-- BEGIN Input --

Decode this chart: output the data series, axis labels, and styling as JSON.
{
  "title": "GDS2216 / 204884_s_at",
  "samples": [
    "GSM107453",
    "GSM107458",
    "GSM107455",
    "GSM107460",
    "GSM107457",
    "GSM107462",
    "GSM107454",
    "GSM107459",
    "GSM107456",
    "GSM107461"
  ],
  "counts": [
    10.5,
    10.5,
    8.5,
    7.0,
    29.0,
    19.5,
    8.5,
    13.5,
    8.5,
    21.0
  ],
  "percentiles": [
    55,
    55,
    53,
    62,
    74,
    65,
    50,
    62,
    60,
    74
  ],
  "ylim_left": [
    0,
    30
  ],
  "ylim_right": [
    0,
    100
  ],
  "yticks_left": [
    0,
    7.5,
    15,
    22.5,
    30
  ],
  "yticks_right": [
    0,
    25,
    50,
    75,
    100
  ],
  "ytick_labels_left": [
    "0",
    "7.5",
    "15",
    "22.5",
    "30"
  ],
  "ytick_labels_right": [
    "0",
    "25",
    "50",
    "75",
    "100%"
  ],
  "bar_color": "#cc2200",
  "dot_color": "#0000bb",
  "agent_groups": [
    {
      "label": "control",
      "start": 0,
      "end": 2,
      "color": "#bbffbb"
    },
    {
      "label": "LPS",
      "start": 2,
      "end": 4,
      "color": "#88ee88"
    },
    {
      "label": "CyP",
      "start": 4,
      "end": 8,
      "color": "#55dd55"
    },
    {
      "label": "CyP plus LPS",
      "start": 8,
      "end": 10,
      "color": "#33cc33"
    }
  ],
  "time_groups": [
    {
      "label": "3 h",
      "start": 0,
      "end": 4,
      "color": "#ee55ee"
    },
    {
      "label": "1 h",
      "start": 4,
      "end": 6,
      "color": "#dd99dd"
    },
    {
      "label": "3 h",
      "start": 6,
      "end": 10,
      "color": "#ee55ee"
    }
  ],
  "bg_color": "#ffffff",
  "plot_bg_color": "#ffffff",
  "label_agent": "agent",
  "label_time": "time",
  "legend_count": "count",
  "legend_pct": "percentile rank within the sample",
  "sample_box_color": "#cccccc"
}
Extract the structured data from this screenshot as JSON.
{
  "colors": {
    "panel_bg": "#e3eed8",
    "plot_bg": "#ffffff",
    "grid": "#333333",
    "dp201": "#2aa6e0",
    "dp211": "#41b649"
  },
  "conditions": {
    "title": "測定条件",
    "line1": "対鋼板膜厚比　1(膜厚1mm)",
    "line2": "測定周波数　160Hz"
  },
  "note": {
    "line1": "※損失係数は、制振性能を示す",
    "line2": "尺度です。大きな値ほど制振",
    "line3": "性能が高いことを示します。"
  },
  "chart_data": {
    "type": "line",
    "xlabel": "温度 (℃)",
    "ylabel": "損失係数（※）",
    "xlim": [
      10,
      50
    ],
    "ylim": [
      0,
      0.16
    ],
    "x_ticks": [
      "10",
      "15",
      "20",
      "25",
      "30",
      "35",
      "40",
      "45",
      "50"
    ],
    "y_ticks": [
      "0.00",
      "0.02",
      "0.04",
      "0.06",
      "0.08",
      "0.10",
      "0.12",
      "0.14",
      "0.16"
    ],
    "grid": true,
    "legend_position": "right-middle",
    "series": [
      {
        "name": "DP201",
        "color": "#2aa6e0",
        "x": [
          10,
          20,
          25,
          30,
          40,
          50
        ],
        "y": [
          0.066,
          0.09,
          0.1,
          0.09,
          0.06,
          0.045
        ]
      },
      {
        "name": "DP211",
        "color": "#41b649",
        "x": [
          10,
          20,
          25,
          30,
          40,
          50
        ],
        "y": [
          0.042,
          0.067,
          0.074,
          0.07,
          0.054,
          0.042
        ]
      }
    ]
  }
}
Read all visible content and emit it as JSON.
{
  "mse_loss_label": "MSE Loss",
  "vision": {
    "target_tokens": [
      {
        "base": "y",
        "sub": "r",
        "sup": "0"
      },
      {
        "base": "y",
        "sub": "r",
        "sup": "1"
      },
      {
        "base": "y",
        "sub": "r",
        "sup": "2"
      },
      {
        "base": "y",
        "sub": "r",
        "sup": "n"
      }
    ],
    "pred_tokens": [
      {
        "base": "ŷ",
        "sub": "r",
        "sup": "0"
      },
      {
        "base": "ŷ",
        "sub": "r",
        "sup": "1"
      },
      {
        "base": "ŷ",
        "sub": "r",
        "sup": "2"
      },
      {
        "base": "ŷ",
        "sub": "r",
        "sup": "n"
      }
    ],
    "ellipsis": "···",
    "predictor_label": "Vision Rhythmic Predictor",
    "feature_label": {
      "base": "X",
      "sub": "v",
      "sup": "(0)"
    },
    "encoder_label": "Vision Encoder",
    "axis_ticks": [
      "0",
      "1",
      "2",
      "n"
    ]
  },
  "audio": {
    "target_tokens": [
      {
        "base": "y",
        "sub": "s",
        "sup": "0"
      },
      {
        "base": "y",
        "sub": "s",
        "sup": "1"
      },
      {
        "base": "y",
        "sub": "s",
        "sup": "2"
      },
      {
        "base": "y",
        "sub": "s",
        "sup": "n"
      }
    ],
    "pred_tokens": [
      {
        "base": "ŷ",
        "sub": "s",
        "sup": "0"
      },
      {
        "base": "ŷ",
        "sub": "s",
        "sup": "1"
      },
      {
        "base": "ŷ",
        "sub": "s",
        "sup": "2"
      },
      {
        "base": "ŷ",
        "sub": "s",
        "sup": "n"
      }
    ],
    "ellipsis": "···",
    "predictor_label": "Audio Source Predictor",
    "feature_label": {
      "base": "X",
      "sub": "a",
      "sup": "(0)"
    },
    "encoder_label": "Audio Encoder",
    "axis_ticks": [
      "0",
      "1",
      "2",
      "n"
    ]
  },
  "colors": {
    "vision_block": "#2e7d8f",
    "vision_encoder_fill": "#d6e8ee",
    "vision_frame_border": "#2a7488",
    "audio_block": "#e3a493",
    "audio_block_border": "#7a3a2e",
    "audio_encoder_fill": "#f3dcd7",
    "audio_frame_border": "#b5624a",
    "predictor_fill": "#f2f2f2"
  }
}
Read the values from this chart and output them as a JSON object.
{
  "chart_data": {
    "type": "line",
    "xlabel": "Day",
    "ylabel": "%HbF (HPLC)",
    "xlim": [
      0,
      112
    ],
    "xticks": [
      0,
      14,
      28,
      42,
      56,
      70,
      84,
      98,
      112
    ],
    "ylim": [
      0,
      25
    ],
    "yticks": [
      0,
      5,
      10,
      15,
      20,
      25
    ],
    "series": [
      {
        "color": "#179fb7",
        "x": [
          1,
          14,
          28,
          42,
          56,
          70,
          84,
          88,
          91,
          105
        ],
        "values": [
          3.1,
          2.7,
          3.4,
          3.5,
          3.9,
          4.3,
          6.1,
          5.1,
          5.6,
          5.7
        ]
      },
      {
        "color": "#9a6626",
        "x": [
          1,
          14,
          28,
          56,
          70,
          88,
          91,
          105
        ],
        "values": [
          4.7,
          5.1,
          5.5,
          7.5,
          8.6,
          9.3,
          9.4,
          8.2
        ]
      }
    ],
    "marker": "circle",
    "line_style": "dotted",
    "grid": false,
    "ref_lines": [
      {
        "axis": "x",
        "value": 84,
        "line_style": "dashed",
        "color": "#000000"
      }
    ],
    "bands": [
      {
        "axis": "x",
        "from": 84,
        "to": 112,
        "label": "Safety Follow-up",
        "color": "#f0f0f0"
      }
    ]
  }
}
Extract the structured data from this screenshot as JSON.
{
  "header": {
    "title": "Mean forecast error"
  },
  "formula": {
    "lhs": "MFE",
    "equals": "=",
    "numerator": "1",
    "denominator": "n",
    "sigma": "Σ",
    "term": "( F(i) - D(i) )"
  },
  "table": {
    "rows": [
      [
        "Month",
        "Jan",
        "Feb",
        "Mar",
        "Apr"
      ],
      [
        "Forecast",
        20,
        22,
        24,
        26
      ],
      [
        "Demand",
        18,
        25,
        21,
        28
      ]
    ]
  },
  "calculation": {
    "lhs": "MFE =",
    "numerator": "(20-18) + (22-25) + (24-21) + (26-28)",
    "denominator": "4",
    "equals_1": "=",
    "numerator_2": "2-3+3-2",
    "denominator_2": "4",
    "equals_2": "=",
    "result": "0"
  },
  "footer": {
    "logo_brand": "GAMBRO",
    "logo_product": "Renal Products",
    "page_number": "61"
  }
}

-- END Input --

▶ **Exercise**:
Locate all lines in the listing above with the word "output". Copy them.

▶ **Expected answer**:
Decode this chart: output the data series, axis labels, and styling as JSON.
Read the values from this chart and output them as a JSON object.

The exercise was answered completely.